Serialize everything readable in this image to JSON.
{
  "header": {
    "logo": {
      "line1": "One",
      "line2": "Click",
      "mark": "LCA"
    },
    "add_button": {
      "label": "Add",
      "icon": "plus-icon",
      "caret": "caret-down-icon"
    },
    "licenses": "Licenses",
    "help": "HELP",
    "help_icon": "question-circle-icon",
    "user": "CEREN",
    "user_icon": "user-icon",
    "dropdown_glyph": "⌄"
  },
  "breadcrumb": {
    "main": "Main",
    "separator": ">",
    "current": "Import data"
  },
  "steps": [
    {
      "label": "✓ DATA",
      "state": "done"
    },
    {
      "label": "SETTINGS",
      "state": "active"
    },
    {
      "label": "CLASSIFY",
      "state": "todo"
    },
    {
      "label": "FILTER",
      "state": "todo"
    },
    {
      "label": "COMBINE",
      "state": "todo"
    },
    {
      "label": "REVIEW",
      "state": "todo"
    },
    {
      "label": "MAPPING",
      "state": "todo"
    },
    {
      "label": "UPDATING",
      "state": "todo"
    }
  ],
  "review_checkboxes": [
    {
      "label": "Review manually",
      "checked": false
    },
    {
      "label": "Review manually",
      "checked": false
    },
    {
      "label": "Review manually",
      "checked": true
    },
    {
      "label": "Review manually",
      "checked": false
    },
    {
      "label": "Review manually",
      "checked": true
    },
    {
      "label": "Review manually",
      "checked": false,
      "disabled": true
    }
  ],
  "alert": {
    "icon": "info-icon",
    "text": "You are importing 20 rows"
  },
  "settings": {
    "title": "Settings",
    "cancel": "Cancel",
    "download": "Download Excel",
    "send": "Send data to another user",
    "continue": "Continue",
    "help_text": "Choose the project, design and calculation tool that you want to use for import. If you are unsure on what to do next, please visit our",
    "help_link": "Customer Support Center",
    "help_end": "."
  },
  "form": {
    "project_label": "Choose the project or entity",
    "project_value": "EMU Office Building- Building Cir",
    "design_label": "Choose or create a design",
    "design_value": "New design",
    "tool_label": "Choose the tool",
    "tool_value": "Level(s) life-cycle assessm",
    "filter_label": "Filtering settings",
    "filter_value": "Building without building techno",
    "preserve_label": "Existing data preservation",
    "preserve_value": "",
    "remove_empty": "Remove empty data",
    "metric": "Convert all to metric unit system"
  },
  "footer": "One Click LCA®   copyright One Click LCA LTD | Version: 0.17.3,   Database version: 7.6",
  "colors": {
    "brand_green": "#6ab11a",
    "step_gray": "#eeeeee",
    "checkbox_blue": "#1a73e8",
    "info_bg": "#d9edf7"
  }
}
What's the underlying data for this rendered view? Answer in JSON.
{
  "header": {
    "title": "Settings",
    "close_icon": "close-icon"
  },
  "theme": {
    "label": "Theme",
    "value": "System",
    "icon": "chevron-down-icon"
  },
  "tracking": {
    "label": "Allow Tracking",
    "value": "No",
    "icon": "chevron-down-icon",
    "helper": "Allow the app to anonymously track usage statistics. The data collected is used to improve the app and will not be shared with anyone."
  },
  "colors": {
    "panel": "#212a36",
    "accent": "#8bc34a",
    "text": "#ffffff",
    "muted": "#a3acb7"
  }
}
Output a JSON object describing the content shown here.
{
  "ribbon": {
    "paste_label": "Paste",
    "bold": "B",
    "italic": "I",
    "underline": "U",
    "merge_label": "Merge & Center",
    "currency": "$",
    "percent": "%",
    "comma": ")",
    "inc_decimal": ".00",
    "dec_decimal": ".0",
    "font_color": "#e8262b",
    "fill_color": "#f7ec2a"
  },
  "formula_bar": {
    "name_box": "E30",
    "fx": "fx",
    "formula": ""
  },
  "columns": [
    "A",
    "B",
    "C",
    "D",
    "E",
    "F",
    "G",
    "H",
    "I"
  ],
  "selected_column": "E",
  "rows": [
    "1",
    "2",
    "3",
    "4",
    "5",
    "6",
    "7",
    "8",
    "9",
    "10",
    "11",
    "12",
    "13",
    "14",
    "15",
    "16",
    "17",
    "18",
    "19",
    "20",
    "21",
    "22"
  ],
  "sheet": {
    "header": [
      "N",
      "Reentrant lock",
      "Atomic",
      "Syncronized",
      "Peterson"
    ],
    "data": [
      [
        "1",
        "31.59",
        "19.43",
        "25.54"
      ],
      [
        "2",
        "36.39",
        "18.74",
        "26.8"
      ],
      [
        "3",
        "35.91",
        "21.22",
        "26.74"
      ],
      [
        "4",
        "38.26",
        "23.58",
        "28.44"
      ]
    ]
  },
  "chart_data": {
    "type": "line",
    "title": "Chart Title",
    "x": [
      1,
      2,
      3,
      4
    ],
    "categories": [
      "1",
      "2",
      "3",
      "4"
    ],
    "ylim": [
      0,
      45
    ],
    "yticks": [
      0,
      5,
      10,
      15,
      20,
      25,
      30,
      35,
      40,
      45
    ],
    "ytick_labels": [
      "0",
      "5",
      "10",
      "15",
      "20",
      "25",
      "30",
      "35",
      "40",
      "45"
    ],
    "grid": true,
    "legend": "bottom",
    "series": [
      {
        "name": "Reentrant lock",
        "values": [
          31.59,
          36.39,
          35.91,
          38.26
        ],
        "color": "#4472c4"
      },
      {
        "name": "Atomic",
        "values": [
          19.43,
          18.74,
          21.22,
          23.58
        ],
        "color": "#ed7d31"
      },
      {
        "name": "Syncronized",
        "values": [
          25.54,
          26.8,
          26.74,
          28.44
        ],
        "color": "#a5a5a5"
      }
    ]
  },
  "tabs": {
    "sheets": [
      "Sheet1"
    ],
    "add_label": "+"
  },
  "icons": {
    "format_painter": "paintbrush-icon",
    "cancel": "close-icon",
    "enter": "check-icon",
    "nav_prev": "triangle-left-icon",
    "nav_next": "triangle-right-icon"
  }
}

# Short task
Your task is to quote the listing above word for word.

# Solution to this exercise
Serialize everything readable in this image to JSON.
{
  "header": {
    "logo": {
      "line1": "One",
      "line2": "Click",
      "mark": "LCA"
    },
    "add_button": {
      "label": "Add",
      "icon": "plus-icon",
      "caret": "caret-down-icon"
    },
    "licenses": "Licenses",
    "help": "HELP",
    "help_icon": "question-circle-icon",
    "user": "CEREN",
    "user_icon": "user-icon",
    "dropdown_glyph": "⌄"
  },
  "breadcrumb": {
    "main": "Main",
    "separator": ">",
    "current": "Import data"
  },
  "steps": [
    {
      "label": "✓ DATA",
      "state": "done"
    },
    {
      "label": "SETTINGS",
      "state": "active"
    },
    {
      "label": "CLASSIFY",
      "state": "todo"
    },
    {
      "label": "FILTER",
      "state": "todo"
    },
    {
      "label": "COMBINE",
      "state": "todo"
    },
    {
      "label": "REVIEW",
      "state": "todo"
    },
    {
      "label": "MAPPING",
      "state": "todo"
    },
    {
      "label": "UPDATING",
      "state": "todo"
    }
  ],
  "review_checkboxes": [
    {
      "label": "Review manually",
      "checked": false
    },
    {
      "label": "Review manually",
      "checked": false
    },
    {
      "label": "Review manually",
      "checked": true
    },
    {
      "label": "Review manually",
      "checked": false
    },
    {
      "label": "Review manually",
      "checked": true
    },
    {
      "label": "Review manually",
      "checked": false,
      "disabled": true
    }
  ],
  "alert": {
    "icon": "info-icon",
    "text": "You are importing 20 rows"
  },
  "settings": {
    "title": "Settings",
    "cancel": "Cancel",
    "download": "Download Excel",
    "send": "Send data to another user",
    "continue": "Continue",
    "help_text": "Choose the project, design and calculation tool that you want to use for import. If you are unsure on what to do next, please visit our",
    "help_link": "Customer Support Center",
    "help_end": "."
  },
  "form": {
    "project_label": "Choose the project or entity",
    "project_value": "EMU Office Building- Building Cir",
    "design_label": "Choose or create a design",
    "design_value": "New design",
    "tool_label": "Choose the tool",
    "tool_value": "Level(s) life-cycle assessm",
    "filter_label": "Filtering settings",
    "filter_value": "Building without building techno",
    "preserve_label": "Existing data preservation",
    "preserve_value": "",
    "remove_empty": "Remove empty data",
    "metric": "Convert all to metric unit system"
  },
  "footer": "One Click LCA®   copyright One Click LCA LTD | Version: 0.17.3,   Database version: 7.6",
  "colors": {
    "brand_green": "#6ab11a",
    "step_gray": "#eeeeee",
    "checkbox_blue": "#1a73e8",
    "info_bg": "#d9edf7"
  }
}
What's the underlying data for this rendered view? Answer in JSON.
{
  "header": {
    "title": "Settings",
    "close_icon": "close-icon"
  },
  "theme": {
    "label": "Theme",
    "value": "System",
    "icon": "chevron-down-icon"
  },
  "tracking": {
    "label": "Allow Tracking",
    "value": "No",
    "icon": "chevron-down-icon",
    "helper": "Allow the app to anonymously track usage statistics. The data collected is used to improve the app and will not be shared with anyone."
  },
  "colors": {
    "panel": "#212a36",
    "accent": "#8bc34a",
    "text": "#ffffff",
    "muted": "#a3acb7"
  }
}
Output a JSON object describing the content shown here.
{
  "ribbon": {
    "paste_label": "Paste",
    "bold": "B",
    "italic": "I",
    "underline": "U",
    "merge_label": "Merge & Center",
    "currency": "$",
    "percent": "%",
    "comma": ")",
    "inc_decimal": ".00",
    "dec_decimal": ".0",
    "font_color": "#e8262b",
    "fill_color": "#f7ec2a"
  },
  "formula_bar": {
    "name_box": "E30",
    "fx": "fx",
    "formula": ""
  },
  "columns": [
    "A",
    "B",
    "C",
    "D",
    "E",
    "F",
    "G",
    "H",
    "I"
  ],
  "selected_column": "E",
  "rows": [
    "1",
    "2",
    "3",
    "4",
    "5",
    "6",
    "7",
    "8",
    "9",
    "10",
    "11",
    "12",
    "13",
    "14",
    "15",
    "16",
    "17",
    "18",
    "19",
    "20",
    "21",
    "22"
  ],
  "sheet": {
    "header": [
      "N",
      "Reentrant lock",
      "Atomic",
      "Syncronized",
      "Peterson"
    ],
    "data": [
      [
        "1",
        "31.59",
        "19.43",
        "25.54"
      ],
      [
        "2",
        "36.39",
        "18.74",
        "26.8"
      ],
      [
        "3",
        "35.91",
        "21.22",
        "26.74"
      ],
      [
        "4",
        "38.26",
        "23.58",
        "28.44"
      ]
    ]
  },
  "chart_data": {
    "type": "line",
    "title": "Chart Title",
    "x": [
      1,
      2,
      3,
      4
    ],
    "categories": [
      "1",
      "2",
      "3",
      "4"
    ],
    "ylim": [
      0,
      45
    ],
    "yticks": [
      0,
      5,
      10,
      15,
      20,
      25,
      30,
      35,
      40,
      45
    ],
    "ytick_labels": [
      "0",
      "5",
      "10",
      "15",
      "20",
      "25",
      "30",
      "35",
      "40",
      "45"
    ],
    "grid": true,
    "legend": "bottom",
    "series": [
      {
        "name": "Reentrant lock",
        "values": [
          31.59,
          36.39,
          35.91,
          38.26
        ],
        "color": "#4472c4"
      },
      {
        "name": "Atomic",
        "values": [
          19.43,
          18.74,
          21.22,
          23.58
        ],
        "color": "#ed7d31"
      },
      {
        "name": "Syncronized",
        "values": [
          25.54,
          26.8,
          26.74,
          28.44
        ],
        "color": "#a5a5a5"
      }
    ]
  },
  "tabs": {
    "sheets": [
      "Sheet1"
    ],
    "add_label": "+"
  },
  "icons": {
    "format_painter": "paintbrush-icon",
    "cancel": "close-icon",
    "enter": "check-icon",
    "nav_prev": "triangle-left-icon",
    "nav_next": "triangle-right-icon"
  }
}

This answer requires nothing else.